* [WRITTEN EXERCISE]
Output every line of the material exactly, omitting images.

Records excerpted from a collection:
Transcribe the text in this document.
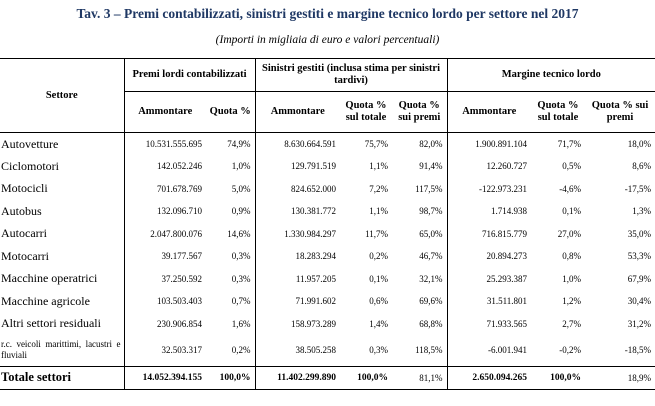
Tav. 3 – Premi contabilizzati, sinistri gestiti e margine tecnico lordo per settore nel 2017
(Importi in migliaia di euro e valori percentuali)
Settore	Premi lordi contabilizzati		Sinistri gestiti (inclusa stima per sinistri tardivi)			Margine tecnico lordo		
	Ammontare	Quota %	Ammontare	Quota % sul totale	Quota % sui premi	Ammontare	Quota % sul totale	Quota % sui premi
Autovetture	10.531.555.695	74,9%	8.630.664.591	75,7%	82,0%	1.900.891.104	71,7%	18,0%
Ciclomotori	142.052.246	1,0%	129.791.519	1,1%	91,4%	12.260.727	0,5%	8,6%
Motocicli	701.678.769	5,0%	824.652.000	7,2%	117,5%	-122.973.231	-4,6%	-17,5%
Autobus	132.096.710	0,9%	130.381.772	1,1%	98,7%	1.714.938	0,1%	1,3%
Autocarri	2.047.800.076	14,6%	1.330.984.297	11,7%	65,0%	716.815.779	27,0%	35,0%
Motocarri	39.177.567	0,3%	18.283.294	0,2%	46,7%	20.894.273	0,8%	53,3%
Macchine operatrici	37.250.592	0,3%	11.957.205	0,1%	32,1%	25.293.387	1,0%	67,9%
Macchine agricole	103.503.403	0,7%	71.991.602	0,6%	69,6%	31.511.801	1,2%	30,4%
Altri settori residuali	230.906.854	1,6%	158.973.289	1,4%	68,8%	71.933.565	2,7%	31,2%
r.c. veicoli marittimi, lacustri e fluviali	32.503.317	0,2%	38.505.258	0,3%	118,5%	-6.001.941	-0,2%	-18,5%
Totale settori	14.052.394.155	100,0%	11.402.299.890	100,0%	81,1%	2.650.094.265	100,0%	18,9%
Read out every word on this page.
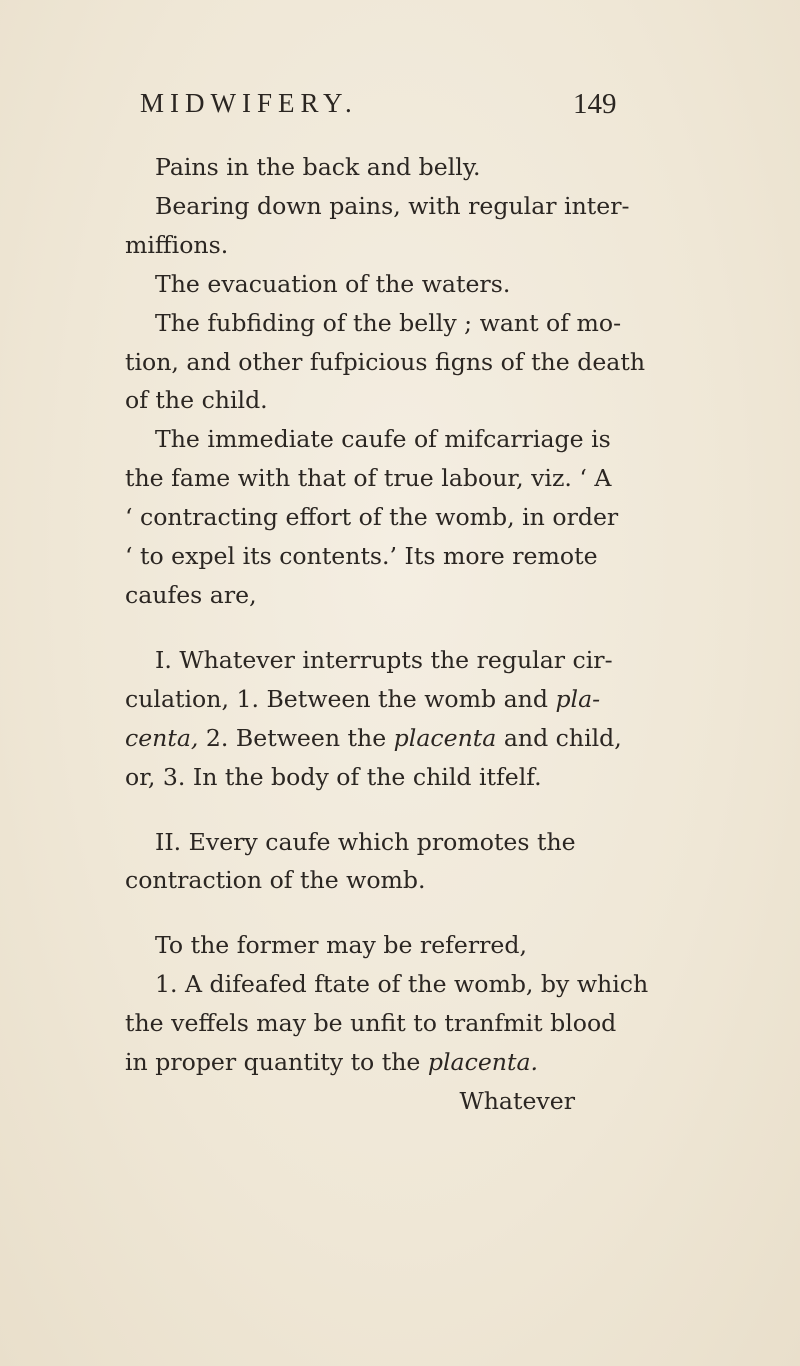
MIDWIFERY.	149

Pains in the back and belly.

Bearing down pains, with regular inter-

miffions.

The evacuation of the waters.

The fubfiding of the belly ; want of mo-

tion, and other fufpicious figns of the death

of the child.

The immediate caufe of mifcarriage is

the fame with that of true labour, viz. ‘ A

‘ contracting effort of the womb, in order

‘ to expel its contents.’ Its more remote

caufes are,

I. Whatever interrupts the regular cir-

culation, 1. Between the womb and pla-

centa, 2. Between the placenta and child,

or, 3. In the body of the child itfelf.

II. Every caufe which promotes the

contraction of the womb.

To the former may be referred,

1. A difeafed ftate of the womb, by which

the veffels may be unfit to tranfmit blood

in proper quantity to the placenta.

Whatever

* [TASK RESPONSE]
Transcribe the text in this document.
Tav. 3 – Premi contabilizzati, sinistri gestiti e margine tecnico lordo per settore nel 2017
(Importi in migliaia di euro e valori percentuali)
Settore	Premi lordi contabilizzati		Sinistri gestiti (inclusa stima per sinistri tardivi)			Margine tecnico lordo		
	Ammontare	Quota %	Ammontare	Quota % sul totale	Quota % sui premi	Ammontare	Quota % sul totale	Quota % sui premi
Autovetture	10.531.555.695	74,9%	8.630.664.591	75,7%	82,0%	1.900.891.104	71,7%	18,0%
Ciclomotori	142.052.246	1,0%	129.791.519	1,1%	91,4%	12.260.727	0,5%	8,6%
Motocicli	701.678.769	5,0%	824.652.000	7,2%	117,5%	-122.973.231	-4,6%	-17,5%
Autobus	132.096.710	0,9%	130.381.772	1,1%	98,7%	1.714.938	0,1%	1,3%
Autocarri	2.047.800.076	14,6%	1.330.984.297	11,7%	65,0%	716.815.779	27,0%	35,0%
Motocarri	39.177.567	0,3%	18.283.294	0,2%	46,7%	20.894.273	0,8%	53,3%
Macchine operatrici	37.250.592	0,3%	11.957.205	0,1%	32,1%	25.293.387	1,0%	67,9%
Macchine agricole	103.503.403	0,7%	71.991.602	0,6%	69,6%	31.511.801	1,2%	30,4%
Altri settori residuali	230.906.854	1,6%	158.973.289	1,4%	68,8%	71.933.565	2,7%	31,2%
r.c. veicoli marittimi, lacustri e fluviali	32.503.317	0,2%	38.505.258	0,3%	118,5%	-6.001.941	-0,2%	-18,5%
Totale settori	14.052.394.155	100,0%	11.402.299.890	100,0%	81,1%	2.650.094.265	100,0%	18,9%
Read out every word on this page.
MIDWIFERY.	149

Pains in the back and belly.

Bearing down pains, with regular inter-

miffions.

The evacuation of the waters.

The fubfiding of the belly ; want of mo-

tion, and other fufpicious figns of the death

of the child.

The immediate caufe of mifcarriage is

the fame with that of true labour, viz. ‘ A

‘ contracting effort of the womb, in order

‘ to expel its contents.’ Its more remote

caufes are,

I. Whatever interrupts the regular cir-

culation, 1. Between the womb and pla-

centa, 2. Between the placenta and child,

or, 3. In the body of the child itfelf.

II. Every caufe which promotes the

contraction of the womb.

To the former may be referred,

1. A difeafed ftate of the womb, by which

the veffels may be unfit to tranfmit blood

in proper quantity to the placenta.

Whatever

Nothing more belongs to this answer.